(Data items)
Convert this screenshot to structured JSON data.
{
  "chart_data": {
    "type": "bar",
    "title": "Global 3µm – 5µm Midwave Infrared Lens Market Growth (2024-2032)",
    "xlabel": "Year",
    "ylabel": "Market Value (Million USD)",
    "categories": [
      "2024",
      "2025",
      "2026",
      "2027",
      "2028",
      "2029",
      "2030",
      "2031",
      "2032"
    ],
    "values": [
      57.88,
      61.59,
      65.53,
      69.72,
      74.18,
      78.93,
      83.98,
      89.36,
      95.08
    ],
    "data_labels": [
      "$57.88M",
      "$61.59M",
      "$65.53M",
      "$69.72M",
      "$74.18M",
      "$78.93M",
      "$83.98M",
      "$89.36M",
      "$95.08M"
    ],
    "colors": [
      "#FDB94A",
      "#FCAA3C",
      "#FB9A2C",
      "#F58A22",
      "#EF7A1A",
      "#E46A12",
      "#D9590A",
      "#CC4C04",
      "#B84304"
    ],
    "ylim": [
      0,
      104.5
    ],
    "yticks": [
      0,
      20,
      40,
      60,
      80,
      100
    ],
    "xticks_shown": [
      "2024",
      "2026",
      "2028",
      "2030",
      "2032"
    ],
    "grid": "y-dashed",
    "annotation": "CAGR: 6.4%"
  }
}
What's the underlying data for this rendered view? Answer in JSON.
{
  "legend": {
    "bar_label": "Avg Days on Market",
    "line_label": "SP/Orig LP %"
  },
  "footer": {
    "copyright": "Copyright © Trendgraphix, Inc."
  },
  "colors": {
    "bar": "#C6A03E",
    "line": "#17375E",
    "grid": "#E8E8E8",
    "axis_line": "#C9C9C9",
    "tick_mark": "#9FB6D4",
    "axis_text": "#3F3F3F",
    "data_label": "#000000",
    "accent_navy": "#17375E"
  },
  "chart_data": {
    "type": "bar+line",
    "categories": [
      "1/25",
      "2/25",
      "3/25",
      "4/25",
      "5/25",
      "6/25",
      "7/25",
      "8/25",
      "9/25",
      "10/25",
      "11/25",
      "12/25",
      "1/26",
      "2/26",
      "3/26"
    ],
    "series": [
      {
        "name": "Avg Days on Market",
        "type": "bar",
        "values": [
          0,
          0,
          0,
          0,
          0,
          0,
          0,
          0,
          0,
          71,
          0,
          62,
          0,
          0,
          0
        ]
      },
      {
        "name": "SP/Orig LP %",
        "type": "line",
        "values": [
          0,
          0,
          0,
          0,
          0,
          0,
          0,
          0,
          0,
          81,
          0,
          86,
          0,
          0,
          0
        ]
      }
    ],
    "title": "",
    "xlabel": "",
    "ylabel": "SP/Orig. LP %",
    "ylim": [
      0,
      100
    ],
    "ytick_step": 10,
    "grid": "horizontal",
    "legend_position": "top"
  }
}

What the task requires:
Extract the data in full. Keep it word for word.

Solved exercise:
Convert this screenshot to structured JSON data.
{
  "chart_data": {
    "type": "bar",
    "title": "Global 3µm – 5µm Midwave Infrared Lens Market Growth (2024-2032)",
    "xlabel": "Year",
    "ylabel": "Market Value (Million USD)",
    "categories": [
      "2024",
      "2025",
      "2026",
      "2027",
      "2028",
      "2029",
      "2030",
      "2031",
      "2032"
    ],
    "values": [
      57.88,
      61.59,
      65.53,
      69.72,
      74.18,
      78.93,
      83.98,
      89.36,
      95.08
    ],
    "data_labels": [
      "$57.88M",
      "$61.59M",
      "$65.53M",
      "$69.72M",
      "$74.18M",
      "$78.93M",
      "$83.98M",
      "$89.36M",
      "$95.08M"
    ],
    "colors": [
      "#FDB94A",
      "#FCAA3C",
      "#FB9A2C",
      "#F58A22",
      "#EF7A1A",
      "#E46A12",
      "#D9590A",
      "#CC4C04",
      "#B84304"
    ],
    "ylim": [
      0,
      104.5
    ],
    "yticks": [
      0,
      20,
      40,
      60,
      80,
      100
    ],
    "xticks_shown": [
      "2024",
      "2026",
      "2028",
      "2030",
      "2032"
    ],
    "grid": "y-dashed",
    "annotation": "CAGR: 6.4%"
  }
}
What's the underlying data for this rendered view? Answer in JSON.
{
  "legend": {
    "bar_label": "Avg Days on Market",
    "line_label": "SP/Orig LP %"
  },
  "footer": {
    "copyright": "Copyright © Trendgraphix, Inc."
  },
  "colors": {
    "bar": "#C6A03E",
    "line": "#17375E",
    "grid": "#E8E8E8",
    "axis_line": "#C9C9C9",
    "tick_mark": "#9FB6D4",
    "axis_text": "#3F3F3F",
    "data_label": "#000000",
    "accent_navy": "#17375E"
  },
  "chart_data": {
    "type": "bar+line",
    "categories": [
      "1/25",
      "2/25",
      "3/25",
      "4/25",
      "5/25",
      "6/25",
      "7/25",
      "8/25",
      "9/25",
      "10/25",
      "11/25",
      "12/25",
      "1/26",
      "2/26",
      "3/26"
    ],
    "series": [
      {
        "name": "Avg Days on Market",
        "type": "bar",
        "values": [
          0,
          0,
          0,
          0,
          0,
          0,
          0,
          0,
          0,
          71,
          0,
          62,
          0,
          0,
          0
        ]
      },
      {
        "name": "SP/Orig LP %",
        "type": "line",
        "values": [
          0,
          0,
          0,
          0,
          0,
          0,
          0,
          0,
          0,
          81,
          0,
          86,
          0,
          0,
          0
        ]
      }
    ],
    "title": "",
    "xlabel": "",
    "ylabel": "SP/Orig. LP %",
    "ylim": [
      0,
      100
    ],
    "ytick_step": 10,
    "grid": "horizontal",
    "legend_position": "top"
  }
}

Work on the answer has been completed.